EXERCISE INPUTS:
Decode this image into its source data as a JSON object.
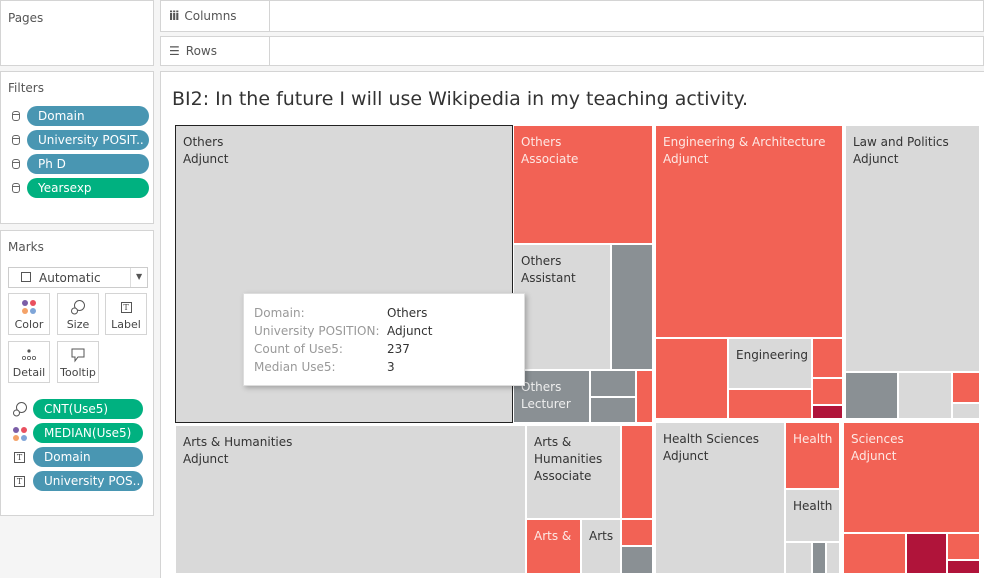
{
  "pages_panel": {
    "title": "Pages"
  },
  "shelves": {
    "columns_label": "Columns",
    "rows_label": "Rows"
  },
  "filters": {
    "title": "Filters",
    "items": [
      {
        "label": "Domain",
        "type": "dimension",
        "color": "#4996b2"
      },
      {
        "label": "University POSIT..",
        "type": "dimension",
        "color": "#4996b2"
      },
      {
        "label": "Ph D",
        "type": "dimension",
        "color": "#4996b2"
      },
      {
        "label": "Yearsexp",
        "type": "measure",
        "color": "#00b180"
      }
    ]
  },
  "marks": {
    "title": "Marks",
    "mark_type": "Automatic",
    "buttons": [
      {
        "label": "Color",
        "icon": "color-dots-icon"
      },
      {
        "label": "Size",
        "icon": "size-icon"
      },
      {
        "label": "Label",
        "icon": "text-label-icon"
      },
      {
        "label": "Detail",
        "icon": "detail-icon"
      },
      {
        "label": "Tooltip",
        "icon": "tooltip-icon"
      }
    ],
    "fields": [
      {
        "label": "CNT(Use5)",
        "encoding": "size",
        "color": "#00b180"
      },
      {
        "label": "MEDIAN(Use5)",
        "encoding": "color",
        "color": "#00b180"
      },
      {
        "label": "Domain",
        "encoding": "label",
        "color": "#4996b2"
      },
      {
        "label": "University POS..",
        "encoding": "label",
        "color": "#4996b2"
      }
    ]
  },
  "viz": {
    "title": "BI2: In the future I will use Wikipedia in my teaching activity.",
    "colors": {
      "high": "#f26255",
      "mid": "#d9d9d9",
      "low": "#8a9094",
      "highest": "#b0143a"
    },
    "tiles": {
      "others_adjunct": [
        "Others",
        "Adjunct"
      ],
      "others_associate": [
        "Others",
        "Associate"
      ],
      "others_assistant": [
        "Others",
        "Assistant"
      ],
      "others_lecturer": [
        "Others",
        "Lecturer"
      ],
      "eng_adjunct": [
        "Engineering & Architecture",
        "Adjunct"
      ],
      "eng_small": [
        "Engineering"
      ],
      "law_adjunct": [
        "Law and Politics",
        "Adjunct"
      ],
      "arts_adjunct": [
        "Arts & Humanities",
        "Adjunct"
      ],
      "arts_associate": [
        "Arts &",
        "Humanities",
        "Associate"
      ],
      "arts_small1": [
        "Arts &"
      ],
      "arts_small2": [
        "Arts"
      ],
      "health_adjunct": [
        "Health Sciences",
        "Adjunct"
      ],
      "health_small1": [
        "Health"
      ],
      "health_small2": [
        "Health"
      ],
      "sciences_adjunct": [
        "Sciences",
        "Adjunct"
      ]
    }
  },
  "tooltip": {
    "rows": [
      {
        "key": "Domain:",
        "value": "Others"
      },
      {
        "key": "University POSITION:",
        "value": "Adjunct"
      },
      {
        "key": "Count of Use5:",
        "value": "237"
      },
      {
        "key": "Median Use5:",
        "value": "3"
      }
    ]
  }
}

WHAT IS BEING ASKED:
The records above are to be reproduced exactly; the pictures are to be left out.

CORRECT RESULT:
Decode this image into its source data as a JSON object.
{
  "pages_panel": {
    "title": "Pages"
  },
  "shelves": {
    "columns_label": "Columns",
    "rows_label": "Rows"
  },
  "filters": {
    "title": "Filters",
    "items": [
      {
        "label": "Domain",
        "type": "dimension",
        "color": "#4996b2"
      },
      {
        "label": "University POSIT..",
        "type": "dimension",
        "color": "#4996b2"
      },
      {
        "label": "Ph D",
        "type": "dimension",
        "color": "#4996b2"
      },
      {
        "label": "Yearsexp",
        "type": "measure",
        "color": "#00b180"
      }
    ]
  },
  "marks": {
    "title": "Marks",
    "mark_type": "Automatic",
    "buttons": [
      {
        "label": "Color",
        "icon": "color-dots-icon"
      },
      {
        "label": "Size",
        "icon": "size-icon"
      },
      {
        "label": "Label",
        "icon": "text-label-icon"
      },
      {
        "label": "Detail",
        "icon": "detail-icon"
      },
      {
        "label": "Tooltip",
        "icon": "tooltip-icon"
      }
    ],
    "fields": [
      {
        "label": "CNT(Use5)",
        "encoding": "size",
        "color": "#00b180"
      },
      {
        "label": "MEDIAN(Use5)",
        "encoding": "color",
        "color": "#00b180"
      },
      {
        "label": "Domain",
        "encoding": "label",
        "color": "#4996b2"
      },
      {
        "label": "University POS..",
        "encoding": "label",
        "color": "#4996b2"
      }
    ]
  },
  "viz": {
    "title": "BI2: In the future I will use Wikipedia in my teaching activity.",
    "colors": {
      "high": "#f26255",
      "mid": "#d9d9d9",
      "low": "#8a9094",
      "highest": "#b0143a"
    },
    "tiles": {
      "others_adjunct": [
        "Others",
        "Adjunct"
      ],
      "others_associate": [
        "Others",
        "Associate"
      ],
      "others_assistant": [
        "Others",
        "Assistant"
      ],
      "others_lecturer": [
        "Others",
        "Lecturer"
      ],
      "eng_adjunct": [
        "Engineering & Architecture",
        "Adjunct"
      ],
      "eng_small": [
        "Engineering"
      ],
      "law_adjunct": [
        "Law and Politics",
        "Adjunct"
      ],
      "arts_adjunct": [
        "Arts & Humanities",
        "Adjunct"
      ],
      "arts_associate": [
        "Arts &",
        "Humanities",
        "Associate"
      ],
      "arts_small1": [
        "Arts &"
      ],
      "arts_small2": [
        "Arts"
      ],
      "health_adjunct": [
        "Health Sciences",
        "Adjunct"
      ],
      "health_small1": [
        "Health"
      ],
      "health_small2": [
        "Health"
      ],
      "sciences_adjunct": [
        "Sciences",
        "Adjunct"
      ]
    }
  },
  "tooltip": {
    "rows": [
      {
        "key": "Domain:",
        "value": "Others"
      },
      {
        "key": "University POSITION:",
        "value": "Adjunct"
      },
      {
        "key": "Count of Use5:",
        "value": "237"
      },
      {
        "key": "Median Use5:",
        "value": "3"
      }
    ]
  }
}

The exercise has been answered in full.